━━ MATERIAL PROVIDED ━━
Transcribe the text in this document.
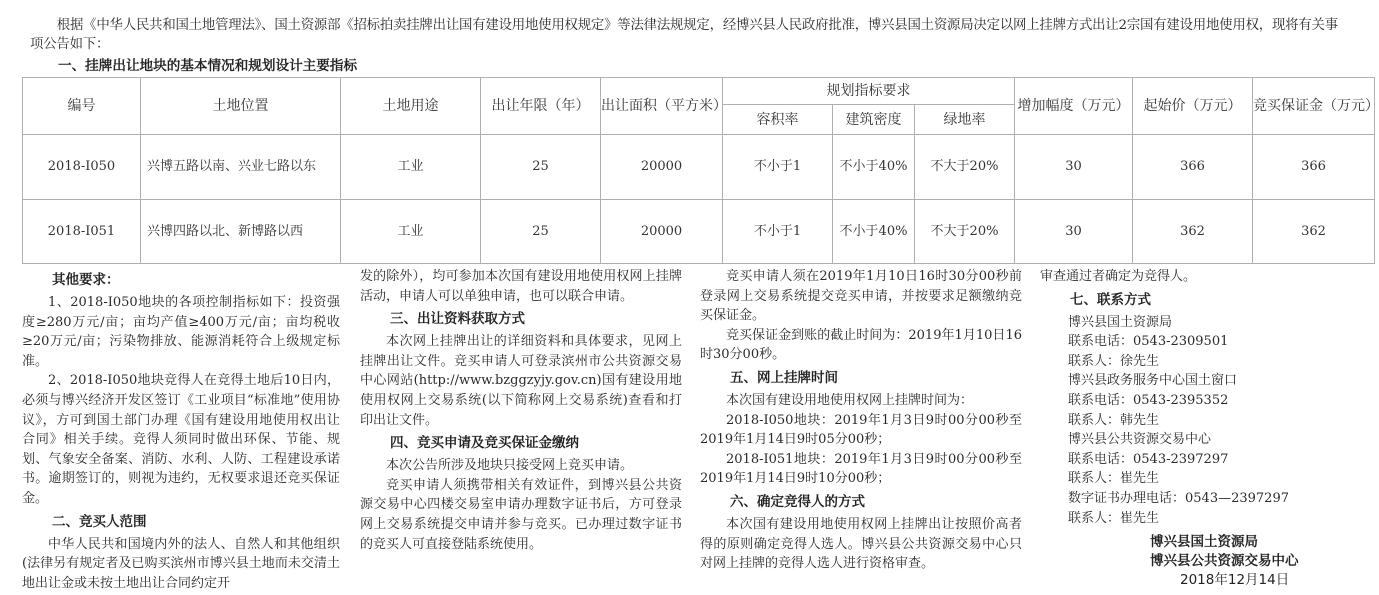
根据《中华人民共和国土地管理法》、国土资源部《招标拍卖挂牌出让国有建设用地使用权规定》等法律法规规定，经博兴县人民政府批准，博兴县国土资源局决定以网上挂牌方式出让2宗国有建设用地使用权，现将有关事项公告如下：
一、挂牌出让地块的基本情况和规划设计主要指标
编号	土地位置	土地用途	出让年限（年）	出让面积（平方米）	规划指标要求			增加幅度（万元）	起始价（万元）	竞买保证金（万元）
					容积率	建筑密度	绿地率			
2018-I050	兴博五路以南、兴业七路以东	工业	25	20000	不小于1	不小于40%	不大于20%	30	366	366
2018-I051	兴博四路以北、新博路以西	工业	25	20000	不小于1	不小于40%	不大于20%	30	362	362
其他要求：

1、2018-I050地块的各项控制指标如下：投资强度≥280万元/亩；亩均产值≥400万元/亩；亩均税收≥20万元/亩；污染物排放、能源消耗符合上级规定标准。

2、2018-I050地块竞得人在竞得土地后10日内，必须与博兴经济开发区签订《工业项目“标准地”使用协议》，方可到国土部门办理《国有建设用地使用权出让合同》相关手续。竞得人须同时做出环保、节能、规划、气象安全备案、消防、水利、人防、工程建设承诺书。逾期签订的，则视为违约，无权要求退还竞买保证金。

二、竞买人范围

中华人民共和国境内外的法人、自然人和其他组织(法律另有规定者及已购买滨州市博兴县土地而未交清土地出让金或未按土地出让合同约定开

发的除外），均可参加本次国有建设用地使用权网上挂牌活动，申请人可以单独申请，也可以联合申请。

三、出让资料获取方式

本次网上挂牌出让的详细资料和具体要求，见网上挂牌出让文件。竞买申请人可登录滨州市公共资源交易中心网站(http://www.bzggzyjy.gov.cn)国有建设用地使用权网上交易系统(以下简称网上交易系统)查看和打印出让文件。

四、竞买申请及竞买保证金缴纳

本次公告所涉及地块只接受网上竞买申请。

竞买申请人须携带相关有效证件，到博兴县公共资源交易中心四楼交易室申请办理数字证书后，方可登录网上交易系统提交申请并参与竞买。已办理过数字证书的竞买人可直接登陆系统使用。

竞买申请人须在2019年1月10日16时30分00秒前登录网上交易系统提交竞买申请，并按要求足额缴纳竞买保证金。

竞买保证金到账的截止时间为：2019年1月10日16时30分00秒。

五、网上挂牌时间

本次国有建设用地使用权网上挂牌时间为：

2018-I050地块：2019年1月3日9时00分00秒至2019年1月14日9时05分00秒；

2018-I051地块：2019年1月3日9时00分00秒至2019年1月14日9时10分00秒；

六、确定竞得人的方式

本次国有建设用地使用权网上挂牌出让按照价高者得的原则确定竞得人选人。博兴县公共资源交易中心只对网上挂牌的竞得人选人进行资格审查。

审查通过者确定为竞得人。

七、联系方式
博兴县国土资源局
联系电话：0543-2309501
联系人：徐先生
博兴县政务服务中心国土窗口
联系电话：0543-2395352
联系人：韩先生
博兴县公共资源交易中心
联系电话：0543-2397297
联系人：崔先生
数字证书办理电话：0543—2397297
联系人：崔先生
博兴县国土资源局
博兴县公共资源交易中心
2018年12月14日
━━━
◆ **PROBLEM DETAILS**
Your task is to retype all the entries exactly and leave out any pictures.

◆ **PROBLEM SOLUTION**
Transcribe the text in this document.
根据《中华人民共和国土地管理法》、国土资源部《招标拍卖挂牌出让国有建设用地使用权规定》等法律法规规定，经博兴县人民政府批准，博兴县国土资源局决定以网上挂牌方式出让2宗国有建设用地使用权，现将有关事项公告如下：
一、挂牌出让地块的基本情况和规划设计主要指标
编号	土地位置	土地用途	出让年限（年）	出让面积（平方米）	规划指标要求			增加幅度（万元）	起始价（万元）	竞买保证金（万元）
					容积率	建筑密度	绿地率			
2018-I050	兴博五路以南、兴业七路以东	工业	25	20000	不小于1	不小于40%	不大于20%	30	366	366
2018-I051	兴博四路以北、新博路以西	工业	25	20000	不小于1	不小于40%	不大于20%	30	362	362
其他要求：

1、2018-I050地块的各项控制指标如下：投资强度≥280万元/亩；亩均产值≥400万元/亩；亩均税收≥20万元/亩；污染物排放、能源消耗符合上级规定标准。

2、2018-I050地块竞得人在竞得土地后10日内，必须与博兴经济开发区签订《工业项目“标准地”使用协议》，方可到国土部门办理《国有建设用地使用权出让合同》相关手续。竞得人须同时做出环保、节能、规划、气象安全备案、消防、水利、人防、工程建设承诺书。逾期签订的，则视为违约，无权要求退还竞买保证金。

二、竞买人范围

中华人民共和国境内外的法人、自然人和其他组织(法律另有规定者及已购买滨州市博兴县土地而未交清土地出让金或未按土地出让合同约定开

发的除外），均可参加本次国有建设用地使用权网上挂牌活动，申请人可以单独申请，也可以联合申请。

三、出让资料获取方式

本次网上挂牌出让的详细资料和具体要求，见网上挂牌出让文件。竞买申请人可登录滨州市公共资源交易中心网站(http://www.bzggzyjy.gov.cn)国有建设用地使用权网上交易系统(以下简称网上交易系统)查看和打印出让文件。

四、竞买申请及竞买保证金缴纳

本次公告所涉及地块只接受网上竞买申请。

竞买申请人须携带相关有效证件，到博兴县公共资源交易中心四楼交易室申请办理数字证书后，方可登录网上交易系统提交申请并参与竞买。已办理过数字证书的竞买人可直接登陆系统使用。

竞买申请人须在2019年1月10日16时30分00秒前登录网上交易系统提交竞买申请，并按要求足额缴纳竞买保证金。

竞买保证金到账的截止时间为：2019年1月10日16时30分00秒。

五、网上挂牌时间

本次国有建设用地使用权网上挂牌时间为：

2018-I050地块：2019年1月3日9时00分00秒至2019年1月14日9时05分00秒；

2018-I051地块：2019年1月3日9时00分00秒至2019年1月14日9时10分00秒；

六、确定竞得人的方式

本次国有建设用地使用权网上挂牌出让按照价高者得的原则确定竞得人选人。博兴县公共资源交易中心只对网上挂牌的竞得人选人进行资格审查。

审查通过者确定为竞得人。

七、联系方式
博兴县国土资源局
联系电话：0543-2309501
联系人：徐先生
博兴县政务服务中心国土窗口
联系电话：0543-2395352
联系人：韩先生
博兴县公共资源交易中心
联系电话：0543-2397297
联系人：崔先生
数字证书办理电话：0543—2397297
联系人：崔先生
博兴县国土资源局
博兴县公共资源交易中心
2018年12月14日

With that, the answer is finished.